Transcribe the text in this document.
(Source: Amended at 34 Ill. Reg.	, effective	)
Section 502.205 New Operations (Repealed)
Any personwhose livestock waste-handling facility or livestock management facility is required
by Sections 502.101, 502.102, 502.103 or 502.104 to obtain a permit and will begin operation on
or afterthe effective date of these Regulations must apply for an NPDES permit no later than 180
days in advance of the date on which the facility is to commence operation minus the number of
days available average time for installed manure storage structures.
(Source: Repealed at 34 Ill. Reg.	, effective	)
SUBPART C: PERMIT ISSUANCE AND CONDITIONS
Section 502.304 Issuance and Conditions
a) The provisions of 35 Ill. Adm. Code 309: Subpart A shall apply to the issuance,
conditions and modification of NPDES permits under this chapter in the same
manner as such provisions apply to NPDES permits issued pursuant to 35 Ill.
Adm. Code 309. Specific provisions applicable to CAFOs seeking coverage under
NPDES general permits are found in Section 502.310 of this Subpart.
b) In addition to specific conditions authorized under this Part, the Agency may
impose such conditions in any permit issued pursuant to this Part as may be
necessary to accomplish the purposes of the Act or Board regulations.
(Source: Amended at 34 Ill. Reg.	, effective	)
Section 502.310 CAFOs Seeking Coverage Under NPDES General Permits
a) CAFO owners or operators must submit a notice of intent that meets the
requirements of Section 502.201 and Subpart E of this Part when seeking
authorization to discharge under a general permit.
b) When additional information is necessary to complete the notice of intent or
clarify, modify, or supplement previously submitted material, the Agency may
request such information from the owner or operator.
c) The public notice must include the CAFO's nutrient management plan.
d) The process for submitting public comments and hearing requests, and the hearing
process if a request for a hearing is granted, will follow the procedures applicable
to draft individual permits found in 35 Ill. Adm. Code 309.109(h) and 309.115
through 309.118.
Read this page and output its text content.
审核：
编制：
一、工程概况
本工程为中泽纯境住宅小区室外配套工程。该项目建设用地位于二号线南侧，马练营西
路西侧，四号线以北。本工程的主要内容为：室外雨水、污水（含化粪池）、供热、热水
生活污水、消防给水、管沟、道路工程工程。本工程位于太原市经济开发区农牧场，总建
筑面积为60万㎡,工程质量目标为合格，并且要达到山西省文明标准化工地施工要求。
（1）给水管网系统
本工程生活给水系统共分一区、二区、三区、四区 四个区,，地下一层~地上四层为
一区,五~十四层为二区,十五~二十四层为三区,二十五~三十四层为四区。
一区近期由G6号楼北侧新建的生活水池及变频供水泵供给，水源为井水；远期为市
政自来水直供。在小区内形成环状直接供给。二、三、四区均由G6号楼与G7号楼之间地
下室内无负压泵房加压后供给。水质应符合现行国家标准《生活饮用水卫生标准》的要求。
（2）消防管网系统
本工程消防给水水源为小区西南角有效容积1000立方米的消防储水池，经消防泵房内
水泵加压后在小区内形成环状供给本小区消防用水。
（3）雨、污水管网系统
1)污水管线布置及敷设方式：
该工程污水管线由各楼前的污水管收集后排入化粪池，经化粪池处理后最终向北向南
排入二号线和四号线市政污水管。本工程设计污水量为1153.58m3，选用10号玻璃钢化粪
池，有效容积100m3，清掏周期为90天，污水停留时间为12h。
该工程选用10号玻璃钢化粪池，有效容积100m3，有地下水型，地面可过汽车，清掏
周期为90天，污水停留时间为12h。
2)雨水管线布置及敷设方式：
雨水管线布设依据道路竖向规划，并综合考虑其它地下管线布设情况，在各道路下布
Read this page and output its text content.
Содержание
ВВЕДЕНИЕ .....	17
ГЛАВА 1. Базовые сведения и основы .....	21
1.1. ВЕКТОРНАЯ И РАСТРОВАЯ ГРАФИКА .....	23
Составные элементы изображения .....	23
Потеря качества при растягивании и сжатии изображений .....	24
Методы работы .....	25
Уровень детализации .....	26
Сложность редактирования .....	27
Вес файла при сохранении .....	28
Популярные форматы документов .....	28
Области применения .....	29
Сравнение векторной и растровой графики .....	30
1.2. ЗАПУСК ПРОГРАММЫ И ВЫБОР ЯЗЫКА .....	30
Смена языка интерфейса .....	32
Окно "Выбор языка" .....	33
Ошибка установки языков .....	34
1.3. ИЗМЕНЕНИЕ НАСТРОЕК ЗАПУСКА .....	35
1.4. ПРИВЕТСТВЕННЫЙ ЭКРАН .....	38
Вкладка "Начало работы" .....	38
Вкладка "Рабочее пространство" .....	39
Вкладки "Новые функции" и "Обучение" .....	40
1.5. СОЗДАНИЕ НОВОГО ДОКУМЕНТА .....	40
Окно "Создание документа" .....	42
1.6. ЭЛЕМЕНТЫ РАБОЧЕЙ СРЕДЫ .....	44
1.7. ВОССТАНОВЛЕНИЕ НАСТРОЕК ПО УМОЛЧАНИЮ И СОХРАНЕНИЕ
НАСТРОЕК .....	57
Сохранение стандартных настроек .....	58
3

════════════════════

▶ Instructions to follow: Show the lines of the data that hold the word "such".

▶ Problem solution:
manner as such provisions apply to NPDES permits issued pursuant to 35 Ill.
impose such conditions in any permit issued pursuant to this Part as may be
request such information from the owner or operator.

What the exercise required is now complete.